Request -> Set down each record exactly as written.

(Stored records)
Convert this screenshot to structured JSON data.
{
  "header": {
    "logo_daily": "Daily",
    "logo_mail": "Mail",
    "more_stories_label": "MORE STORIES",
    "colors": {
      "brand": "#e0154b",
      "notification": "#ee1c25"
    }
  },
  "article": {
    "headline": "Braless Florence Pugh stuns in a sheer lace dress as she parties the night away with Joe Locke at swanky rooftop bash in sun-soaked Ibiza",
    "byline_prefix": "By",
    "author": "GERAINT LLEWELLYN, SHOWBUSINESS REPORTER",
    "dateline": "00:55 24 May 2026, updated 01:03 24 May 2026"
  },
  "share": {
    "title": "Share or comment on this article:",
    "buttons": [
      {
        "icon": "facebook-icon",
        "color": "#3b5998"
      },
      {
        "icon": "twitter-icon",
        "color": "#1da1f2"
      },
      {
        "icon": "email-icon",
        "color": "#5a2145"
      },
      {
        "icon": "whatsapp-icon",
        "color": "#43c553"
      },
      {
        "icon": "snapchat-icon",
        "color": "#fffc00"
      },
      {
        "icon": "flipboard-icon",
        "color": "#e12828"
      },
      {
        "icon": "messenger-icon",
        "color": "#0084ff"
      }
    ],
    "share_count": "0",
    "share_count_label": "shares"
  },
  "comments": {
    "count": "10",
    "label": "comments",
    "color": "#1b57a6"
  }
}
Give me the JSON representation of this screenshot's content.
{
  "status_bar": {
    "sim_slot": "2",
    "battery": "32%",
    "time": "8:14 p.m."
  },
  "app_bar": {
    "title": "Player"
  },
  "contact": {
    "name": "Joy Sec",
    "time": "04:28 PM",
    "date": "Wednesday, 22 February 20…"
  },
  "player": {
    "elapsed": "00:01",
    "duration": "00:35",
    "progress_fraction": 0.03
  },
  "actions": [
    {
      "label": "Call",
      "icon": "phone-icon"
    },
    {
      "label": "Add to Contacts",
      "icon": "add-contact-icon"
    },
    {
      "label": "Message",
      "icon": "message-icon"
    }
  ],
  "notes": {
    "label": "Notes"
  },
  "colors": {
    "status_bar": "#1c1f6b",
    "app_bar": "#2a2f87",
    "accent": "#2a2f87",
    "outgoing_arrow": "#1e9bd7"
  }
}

Result of this exercise ->
Convert this screenshot to structured JSON data.
{
  "header": {
    "logo_daily": "Daily",
    "logo_mail": "Mail",
    "more_stories_label": "MORE STORIES",
    "colors": {
      "brand": "#e0154b",
      "notification": "#ee1c25"
    }
  },
  "article": {
    "headline": "Braless Florence Pugh stuns in a sheer lace dress as she parties the night away with Joe Locke at swanky rooftop bash in sun-soaked Ibiza",
    "byline_prefix": "By",
    "author": "GERAINT LLEWELLYN, SHOWBUSINESS REPORTER",
    "dateline": "00:55 24 May 2026, updated 01:03 24 May 2026"
  },
  "share": {
    "title": "Share or comment on this article:",
    "buttons": [
      {
        "icon": "facebook-icon",
        "color": "#3b5998"
      },
      {
        "icon": "twitter-icon",
        "color": "#1da1f2"
      },
      {
        "icon": "email-icon",
        "color": "#5a2145"
      },
      {
        "icon": "whatsapp-icon",
        "color": "#43c553"
      },
      {
        "icon": "snapchat-icon",
        "color": "#fffc00"
      },
      {
        "icon": "flipboard-icon",
        "color": "#e12828"
      },
      {
        "icon": "messenger-icon",
        "color": "#0084ff"
      }
    ],
    "share_count": "0",
    "share_count_label": "shares"
  },
  "comments": {
    "count": "10",
    "label": "comments",
    "color": "#1b57a6"
  }
}
Give me the JSON representation of this screenshot's content.
{
  "status_bar": {
    "sim_slot": "2",
    "battery": "32%",
    "time": "8:14 p.m."
  },
  "app_bar": {
    "title": "Player"
  },
  "contact": {
    "name": "Joy Sec",
    "time": "04:28 PM",
    "date": "Wednesday, 22 February 20…"
  },
  "player": {
    "elapsed": "00:01",
    "duration": "00:35",
    "progress_fraction": 0.03
  },
  "actions": [
    {
      "label": "Call",
      "icon": "phone-icon"
    },
    {
      "label": "Add to Contacts",
      "icon": "add-contact-icon"
    },
    {
      "label": "Message",
      "icon": "message-icon"
    }
  ],
  "notes": {
    "label": "Notes"
  },
  "colors": {
    "status_bar": "#1c1f6b",
    "app_bar": "#2a2f87",
    "accent": "#2a2f87",
    "outgoing_arrow": "#1e9bd7"
  }
}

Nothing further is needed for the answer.